Extracts from a graphics dataset

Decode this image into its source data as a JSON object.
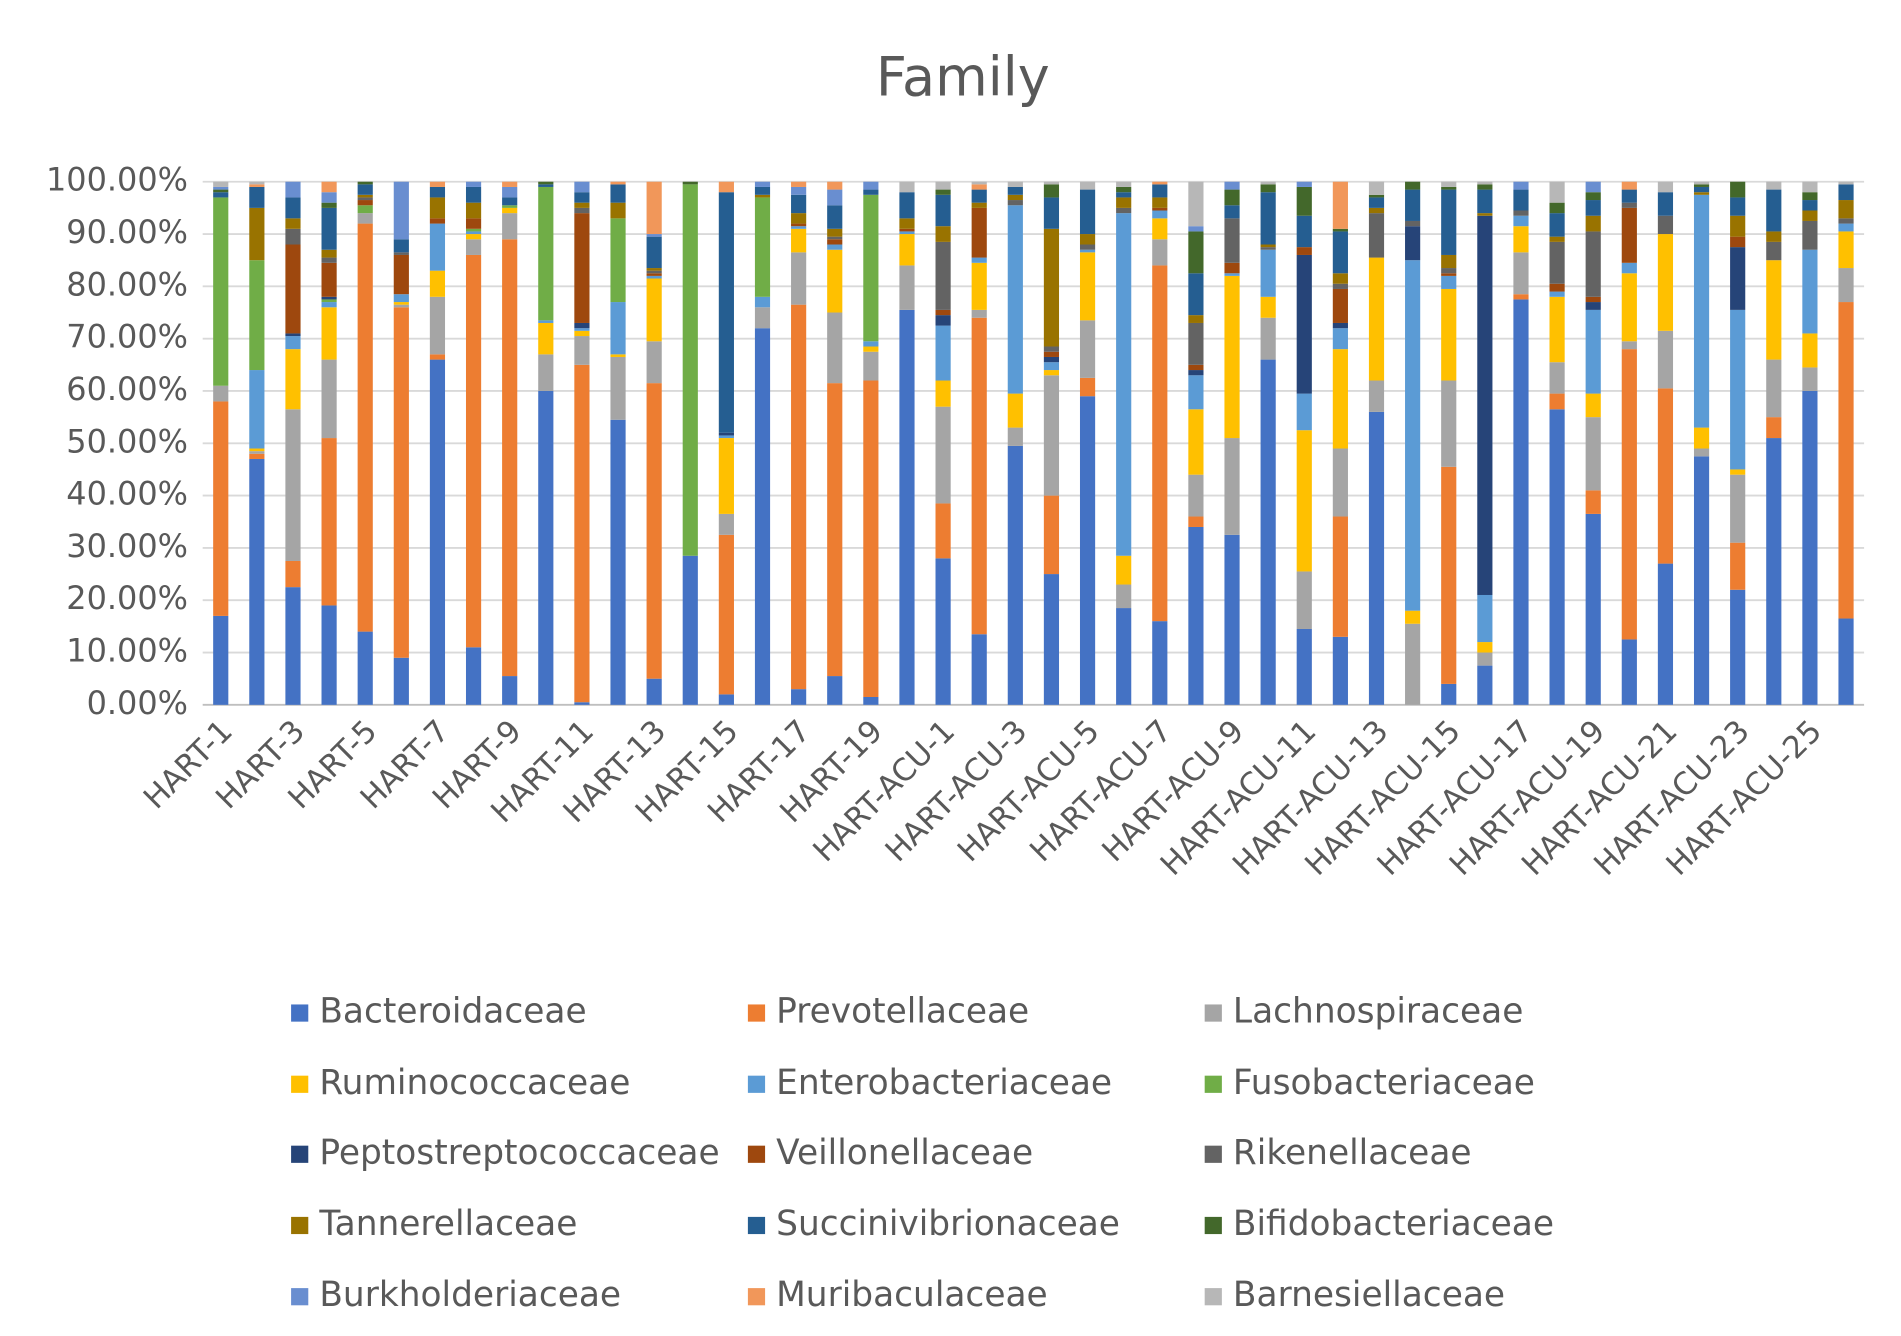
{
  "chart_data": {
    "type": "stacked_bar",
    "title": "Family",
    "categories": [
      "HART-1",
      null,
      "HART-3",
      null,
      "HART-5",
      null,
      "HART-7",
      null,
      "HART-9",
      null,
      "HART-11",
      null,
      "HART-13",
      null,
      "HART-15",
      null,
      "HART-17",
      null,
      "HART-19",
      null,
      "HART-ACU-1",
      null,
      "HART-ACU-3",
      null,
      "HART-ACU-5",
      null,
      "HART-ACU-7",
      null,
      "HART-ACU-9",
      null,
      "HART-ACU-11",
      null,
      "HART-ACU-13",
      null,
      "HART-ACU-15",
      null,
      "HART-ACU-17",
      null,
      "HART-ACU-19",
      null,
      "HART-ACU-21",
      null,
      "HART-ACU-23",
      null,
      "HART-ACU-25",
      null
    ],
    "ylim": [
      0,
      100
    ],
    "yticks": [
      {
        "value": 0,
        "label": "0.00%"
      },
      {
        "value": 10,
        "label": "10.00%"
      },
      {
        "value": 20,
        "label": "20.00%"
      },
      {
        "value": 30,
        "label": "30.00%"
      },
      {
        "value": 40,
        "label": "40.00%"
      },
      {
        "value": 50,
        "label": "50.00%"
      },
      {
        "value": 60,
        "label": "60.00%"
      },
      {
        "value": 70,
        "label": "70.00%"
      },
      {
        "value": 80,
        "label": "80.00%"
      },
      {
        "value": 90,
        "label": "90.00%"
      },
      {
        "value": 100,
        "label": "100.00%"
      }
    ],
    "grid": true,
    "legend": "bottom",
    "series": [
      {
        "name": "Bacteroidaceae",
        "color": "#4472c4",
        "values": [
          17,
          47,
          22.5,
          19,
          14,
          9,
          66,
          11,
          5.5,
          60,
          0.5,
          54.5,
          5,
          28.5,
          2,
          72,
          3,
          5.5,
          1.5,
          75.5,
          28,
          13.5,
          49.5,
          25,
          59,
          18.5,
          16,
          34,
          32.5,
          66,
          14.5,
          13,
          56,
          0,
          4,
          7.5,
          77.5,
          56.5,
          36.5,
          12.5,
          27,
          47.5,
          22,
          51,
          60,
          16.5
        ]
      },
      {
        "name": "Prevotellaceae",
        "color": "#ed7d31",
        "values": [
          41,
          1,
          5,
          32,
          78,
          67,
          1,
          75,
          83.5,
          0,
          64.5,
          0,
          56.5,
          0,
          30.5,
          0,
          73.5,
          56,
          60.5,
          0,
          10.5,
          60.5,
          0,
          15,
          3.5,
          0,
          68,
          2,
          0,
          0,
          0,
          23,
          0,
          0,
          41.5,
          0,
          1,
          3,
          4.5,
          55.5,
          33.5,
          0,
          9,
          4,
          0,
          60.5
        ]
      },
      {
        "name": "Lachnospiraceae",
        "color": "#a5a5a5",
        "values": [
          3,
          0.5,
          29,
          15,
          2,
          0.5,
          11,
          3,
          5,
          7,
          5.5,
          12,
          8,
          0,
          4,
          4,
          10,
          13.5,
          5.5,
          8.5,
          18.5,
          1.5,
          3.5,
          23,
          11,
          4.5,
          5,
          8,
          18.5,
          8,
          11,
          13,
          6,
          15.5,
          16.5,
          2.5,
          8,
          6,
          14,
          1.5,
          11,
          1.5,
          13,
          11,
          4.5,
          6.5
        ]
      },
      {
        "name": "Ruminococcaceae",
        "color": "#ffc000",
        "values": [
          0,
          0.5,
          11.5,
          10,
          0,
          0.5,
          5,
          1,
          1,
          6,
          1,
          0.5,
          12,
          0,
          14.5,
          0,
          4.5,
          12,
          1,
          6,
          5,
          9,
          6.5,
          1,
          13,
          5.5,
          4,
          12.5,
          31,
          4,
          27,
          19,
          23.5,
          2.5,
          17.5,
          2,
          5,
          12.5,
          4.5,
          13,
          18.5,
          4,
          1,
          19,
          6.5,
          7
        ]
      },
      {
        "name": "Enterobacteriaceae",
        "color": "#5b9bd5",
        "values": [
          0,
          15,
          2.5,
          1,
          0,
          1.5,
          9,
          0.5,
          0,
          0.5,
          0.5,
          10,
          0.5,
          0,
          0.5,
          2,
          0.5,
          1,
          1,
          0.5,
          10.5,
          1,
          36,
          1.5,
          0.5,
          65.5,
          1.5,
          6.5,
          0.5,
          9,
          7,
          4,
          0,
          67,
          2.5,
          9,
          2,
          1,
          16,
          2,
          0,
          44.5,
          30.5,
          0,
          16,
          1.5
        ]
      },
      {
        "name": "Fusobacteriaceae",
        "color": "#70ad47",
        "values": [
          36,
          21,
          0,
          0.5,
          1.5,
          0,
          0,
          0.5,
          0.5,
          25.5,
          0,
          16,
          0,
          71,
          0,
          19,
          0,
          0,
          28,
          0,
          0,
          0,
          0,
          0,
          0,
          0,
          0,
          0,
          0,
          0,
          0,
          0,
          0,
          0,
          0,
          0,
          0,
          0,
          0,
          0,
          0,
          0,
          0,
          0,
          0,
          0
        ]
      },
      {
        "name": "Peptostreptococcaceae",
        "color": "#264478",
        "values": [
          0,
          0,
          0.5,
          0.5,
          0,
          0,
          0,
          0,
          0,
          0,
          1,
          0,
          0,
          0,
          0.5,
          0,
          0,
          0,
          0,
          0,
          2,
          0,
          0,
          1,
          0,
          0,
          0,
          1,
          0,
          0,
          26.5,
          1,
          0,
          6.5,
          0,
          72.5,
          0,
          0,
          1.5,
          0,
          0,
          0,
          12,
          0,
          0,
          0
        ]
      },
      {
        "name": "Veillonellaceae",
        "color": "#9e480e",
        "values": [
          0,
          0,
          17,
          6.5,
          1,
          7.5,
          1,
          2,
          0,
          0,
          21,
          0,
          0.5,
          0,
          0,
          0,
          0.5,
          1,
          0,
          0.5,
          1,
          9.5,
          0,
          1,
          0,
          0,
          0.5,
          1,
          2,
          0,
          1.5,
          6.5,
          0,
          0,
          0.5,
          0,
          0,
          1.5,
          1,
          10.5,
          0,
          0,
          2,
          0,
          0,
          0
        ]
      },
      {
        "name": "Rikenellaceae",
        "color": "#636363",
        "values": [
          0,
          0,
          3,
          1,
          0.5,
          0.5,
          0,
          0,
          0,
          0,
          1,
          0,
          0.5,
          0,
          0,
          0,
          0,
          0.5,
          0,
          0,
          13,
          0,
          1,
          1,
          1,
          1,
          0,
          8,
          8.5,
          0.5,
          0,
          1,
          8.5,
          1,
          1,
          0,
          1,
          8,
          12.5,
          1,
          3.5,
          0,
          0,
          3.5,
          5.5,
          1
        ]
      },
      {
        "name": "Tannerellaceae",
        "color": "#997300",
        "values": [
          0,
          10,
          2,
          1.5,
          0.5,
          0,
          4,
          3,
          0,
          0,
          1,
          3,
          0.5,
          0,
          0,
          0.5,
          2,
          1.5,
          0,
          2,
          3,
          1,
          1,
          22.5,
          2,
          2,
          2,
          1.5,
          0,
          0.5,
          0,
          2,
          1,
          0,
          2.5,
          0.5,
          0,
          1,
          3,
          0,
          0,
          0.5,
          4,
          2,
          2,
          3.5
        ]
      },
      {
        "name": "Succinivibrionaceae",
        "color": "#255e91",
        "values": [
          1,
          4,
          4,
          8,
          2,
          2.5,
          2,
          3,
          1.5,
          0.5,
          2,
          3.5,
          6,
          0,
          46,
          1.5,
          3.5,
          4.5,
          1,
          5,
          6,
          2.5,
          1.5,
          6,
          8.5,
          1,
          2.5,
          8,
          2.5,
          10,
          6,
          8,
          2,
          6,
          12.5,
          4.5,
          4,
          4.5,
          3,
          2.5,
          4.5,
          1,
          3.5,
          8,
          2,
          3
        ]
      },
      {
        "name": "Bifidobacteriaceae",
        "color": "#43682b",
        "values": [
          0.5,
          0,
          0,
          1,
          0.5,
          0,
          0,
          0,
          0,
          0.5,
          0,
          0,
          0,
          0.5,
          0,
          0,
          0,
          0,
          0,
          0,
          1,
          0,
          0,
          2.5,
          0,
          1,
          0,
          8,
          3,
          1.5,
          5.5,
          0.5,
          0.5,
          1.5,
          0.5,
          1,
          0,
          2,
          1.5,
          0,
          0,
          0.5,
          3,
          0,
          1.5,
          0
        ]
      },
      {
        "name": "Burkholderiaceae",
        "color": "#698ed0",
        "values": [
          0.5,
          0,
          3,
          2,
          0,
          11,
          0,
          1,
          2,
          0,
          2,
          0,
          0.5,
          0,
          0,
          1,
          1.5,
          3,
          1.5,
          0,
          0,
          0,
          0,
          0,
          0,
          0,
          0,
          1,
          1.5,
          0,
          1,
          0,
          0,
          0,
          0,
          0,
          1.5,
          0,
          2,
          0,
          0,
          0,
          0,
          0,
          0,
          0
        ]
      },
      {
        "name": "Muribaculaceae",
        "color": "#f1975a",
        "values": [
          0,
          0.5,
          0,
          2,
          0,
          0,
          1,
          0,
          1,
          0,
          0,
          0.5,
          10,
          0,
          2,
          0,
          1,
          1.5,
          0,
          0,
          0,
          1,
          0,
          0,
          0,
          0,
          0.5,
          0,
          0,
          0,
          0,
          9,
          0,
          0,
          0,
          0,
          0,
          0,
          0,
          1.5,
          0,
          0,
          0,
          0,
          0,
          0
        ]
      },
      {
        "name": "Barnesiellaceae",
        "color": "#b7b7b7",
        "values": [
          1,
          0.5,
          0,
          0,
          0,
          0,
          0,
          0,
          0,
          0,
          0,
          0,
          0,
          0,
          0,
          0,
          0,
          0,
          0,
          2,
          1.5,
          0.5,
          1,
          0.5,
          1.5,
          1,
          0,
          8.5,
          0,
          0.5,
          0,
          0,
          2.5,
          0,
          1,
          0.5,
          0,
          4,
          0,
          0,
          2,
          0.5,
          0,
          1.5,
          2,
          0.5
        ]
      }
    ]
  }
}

» **Exercise goal**
Please copy each line of the records above in which the word "label" can be found.

» **Solved exercise**
        "label": "0.00%"
        "label": "10.00%"
        "label": "20.00%"
        "label": "30.00%"
        "label": "40.00%"
        "label": "50.00%"
        "label": "60.00%"
        "label": "70.00%"
        "label": "80.00%"
        "label": "90.00%"
        "label": "100.00%"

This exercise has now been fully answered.